-- Supplied records start --

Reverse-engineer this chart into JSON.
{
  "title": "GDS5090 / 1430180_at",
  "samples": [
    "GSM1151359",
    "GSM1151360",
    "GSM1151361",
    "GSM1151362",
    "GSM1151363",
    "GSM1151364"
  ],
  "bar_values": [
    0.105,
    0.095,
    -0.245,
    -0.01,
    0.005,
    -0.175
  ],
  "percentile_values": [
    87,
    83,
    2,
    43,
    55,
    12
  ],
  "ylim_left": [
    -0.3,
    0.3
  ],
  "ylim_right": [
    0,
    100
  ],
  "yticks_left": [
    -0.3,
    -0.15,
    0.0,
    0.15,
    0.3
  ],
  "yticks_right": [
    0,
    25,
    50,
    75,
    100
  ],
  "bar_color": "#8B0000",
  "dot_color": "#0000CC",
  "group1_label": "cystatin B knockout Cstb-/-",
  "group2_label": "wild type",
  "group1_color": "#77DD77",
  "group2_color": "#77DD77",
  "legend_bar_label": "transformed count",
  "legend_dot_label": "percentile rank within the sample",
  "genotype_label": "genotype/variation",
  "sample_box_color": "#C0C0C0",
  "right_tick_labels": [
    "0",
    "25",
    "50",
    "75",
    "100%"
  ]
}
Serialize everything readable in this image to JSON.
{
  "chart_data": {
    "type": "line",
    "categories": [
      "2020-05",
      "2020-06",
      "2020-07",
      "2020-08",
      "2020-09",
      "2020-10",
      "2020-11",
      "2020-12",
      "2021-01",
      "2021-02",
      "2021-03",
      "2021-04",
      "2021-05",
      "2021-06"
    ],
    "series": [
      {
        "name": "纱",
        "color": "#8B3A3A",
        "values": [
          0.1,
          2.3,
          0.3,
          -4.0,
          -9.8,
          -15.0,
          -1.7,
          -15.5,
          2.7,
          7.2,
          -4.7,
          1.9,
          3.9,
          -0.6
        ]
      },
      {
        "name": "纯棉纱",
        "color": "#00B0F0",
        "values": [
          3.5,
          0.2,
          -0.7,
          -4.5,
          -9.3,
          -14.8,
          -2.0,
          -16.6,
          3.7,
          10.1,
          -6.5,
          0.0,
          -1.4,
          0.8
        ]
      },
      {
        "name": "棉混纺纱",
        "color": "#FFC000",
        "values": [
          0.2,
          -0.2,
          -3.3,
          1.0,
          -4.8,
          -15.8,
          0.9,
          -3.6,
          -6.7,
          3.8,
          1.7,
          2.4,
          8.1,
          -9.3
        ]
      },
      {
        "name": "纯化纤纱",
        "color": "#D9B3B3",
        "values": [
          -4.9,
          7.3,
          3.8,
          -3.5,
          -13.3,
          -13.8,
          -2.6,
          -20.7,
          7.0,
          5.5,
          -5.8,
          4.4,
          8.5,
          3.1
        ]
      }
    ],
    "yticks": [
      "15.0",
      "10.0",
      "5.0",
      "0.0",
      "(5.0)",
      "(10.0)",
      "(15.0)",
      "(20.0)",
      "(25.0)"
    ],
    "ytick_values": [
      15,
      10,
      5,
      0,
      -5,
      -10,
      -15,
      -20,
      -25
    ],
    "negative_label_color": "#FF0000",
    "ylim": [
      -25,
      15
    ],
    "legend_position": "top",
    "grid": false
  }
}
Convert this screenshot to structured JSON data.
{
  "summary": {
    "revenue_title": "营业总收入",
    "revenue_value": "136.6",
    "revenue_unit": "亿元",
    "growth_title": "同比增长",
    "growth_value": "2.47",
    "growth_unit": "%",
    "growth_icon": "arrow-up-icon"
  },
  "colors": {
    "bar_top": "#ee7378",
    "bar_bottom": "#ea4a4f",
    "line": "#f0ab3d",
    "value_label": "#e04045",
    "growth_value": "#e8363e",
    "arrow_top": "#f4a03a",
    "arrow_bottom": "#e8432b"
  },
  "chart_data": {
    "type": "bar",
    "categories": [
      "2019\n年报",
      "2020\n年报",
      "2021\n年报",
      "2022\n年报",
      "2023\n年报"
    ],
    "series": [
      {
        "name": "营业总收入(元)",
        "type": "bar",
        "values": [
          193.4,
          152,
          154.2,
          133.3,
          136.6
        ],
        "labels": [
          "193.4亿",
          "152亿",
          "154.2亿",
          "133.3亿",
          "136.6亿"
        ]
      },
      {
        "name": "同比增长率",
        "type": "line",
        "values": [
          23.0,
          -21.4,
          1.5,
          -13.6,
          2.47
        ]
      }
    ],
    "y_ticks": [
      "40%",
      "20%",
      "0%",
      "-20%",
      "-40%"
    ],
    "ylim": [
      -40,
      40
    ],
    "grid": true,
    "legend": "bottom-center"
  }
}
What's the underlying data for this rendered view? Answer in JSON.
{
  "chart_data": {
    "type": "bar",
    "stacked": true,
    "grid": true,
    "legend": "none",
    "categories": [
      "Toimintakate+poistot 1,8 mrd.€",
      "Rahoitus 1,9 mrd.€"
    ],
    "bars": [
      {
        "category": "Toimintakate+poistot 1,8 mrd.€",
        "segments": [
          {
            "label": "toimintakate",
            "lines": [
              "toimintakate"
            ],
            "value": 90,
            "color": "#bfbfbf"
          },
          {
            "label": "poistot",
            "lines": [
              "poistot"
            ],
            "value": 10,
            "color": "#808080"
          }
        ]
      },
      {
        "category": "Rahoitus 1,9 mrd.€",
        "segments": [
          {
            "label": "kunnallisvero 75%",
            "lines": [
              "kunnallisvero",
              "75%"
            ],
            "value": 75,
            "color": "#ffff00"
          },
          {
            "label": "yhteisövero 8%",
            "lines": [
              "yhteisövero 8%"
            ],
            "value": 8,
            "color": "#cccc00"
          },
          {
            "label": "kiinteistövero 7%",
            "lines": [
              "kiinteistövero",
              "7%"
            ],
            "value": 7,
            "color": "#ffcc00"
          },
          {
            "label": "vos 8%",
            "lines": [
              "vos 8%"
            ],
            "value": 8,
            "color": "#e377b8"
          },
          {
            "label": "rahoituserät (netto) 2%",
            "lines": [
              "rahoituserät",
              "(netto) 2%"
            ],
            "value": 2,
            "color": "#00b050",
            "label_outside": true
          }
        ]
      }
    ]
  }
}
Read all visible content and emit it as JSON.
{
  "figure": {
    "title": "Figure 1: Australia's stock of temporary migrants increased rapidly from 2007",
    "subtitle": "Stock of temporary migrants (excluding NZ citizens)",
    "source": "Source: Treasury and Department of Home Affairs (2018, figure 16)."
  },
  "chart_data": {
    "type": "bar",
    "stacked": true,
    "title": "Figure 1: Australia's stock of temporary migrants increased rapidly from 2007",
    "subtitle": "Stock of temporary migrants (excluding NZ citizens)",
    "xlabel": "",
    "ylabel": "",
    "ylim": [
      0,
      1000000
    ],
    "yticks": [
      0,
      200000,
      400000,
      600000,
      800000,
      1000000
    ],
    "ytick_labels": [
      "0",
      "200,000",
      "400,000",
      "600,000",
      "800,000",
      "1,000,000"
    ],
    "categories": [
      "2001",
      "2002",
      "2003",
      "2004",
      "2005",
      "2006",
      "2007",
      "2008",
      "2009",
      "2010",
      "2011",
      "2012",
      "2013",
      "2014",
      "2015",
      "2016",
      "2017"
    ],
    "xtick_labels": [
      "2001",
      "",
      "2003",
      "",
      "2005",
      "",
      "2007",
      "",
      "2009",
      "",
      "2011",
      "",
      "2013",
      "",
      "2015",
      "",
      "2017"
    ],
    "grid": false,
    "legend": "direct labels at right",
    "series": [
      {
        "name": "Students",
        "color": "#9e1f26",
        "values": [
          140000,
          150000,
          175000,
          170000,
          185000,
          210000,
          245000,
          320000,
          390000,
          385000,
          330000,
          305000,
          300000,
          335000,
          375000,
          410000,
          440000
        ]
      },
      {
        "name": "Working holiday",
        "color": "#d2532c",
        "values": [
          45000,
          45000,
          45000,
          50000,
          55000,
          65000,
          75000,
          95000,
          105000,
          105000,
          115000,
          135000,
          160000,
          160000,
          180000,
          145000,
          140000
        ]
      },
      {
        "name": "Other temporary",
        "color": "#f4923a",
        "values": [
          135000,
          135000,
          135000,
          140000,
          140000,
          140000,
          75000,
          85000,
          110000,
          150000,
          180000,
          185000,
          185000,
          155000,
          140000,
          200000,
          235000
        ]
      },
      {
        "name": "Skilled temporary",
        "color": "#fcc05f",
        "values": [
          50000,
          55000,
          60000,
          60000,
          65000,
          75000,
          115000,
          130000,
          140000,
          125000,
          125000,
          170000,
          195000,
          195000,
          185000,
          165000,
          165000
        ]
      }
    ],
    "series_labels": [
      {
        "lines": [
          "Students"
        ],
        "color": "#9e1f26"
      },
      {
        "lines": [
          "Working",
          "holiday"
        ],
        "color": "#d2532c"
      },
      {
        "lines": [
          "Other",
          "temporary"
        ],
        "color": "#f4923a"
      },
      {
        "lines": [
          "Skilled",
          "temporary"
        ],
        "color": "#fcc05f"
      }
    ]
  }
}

-- Supplied records end --

* _Written request_
Your task is to gather every line with the word "JSON" and copy it.

* _Complete output_
Reverse-engineer this chart into JSON.
Serialize everything readable in this image to JSON.
Convert this screenshot to structured JSON data.
What's the underlying data for this rendered view? Answer in JSON.
Read all visible content and emit it as JSON.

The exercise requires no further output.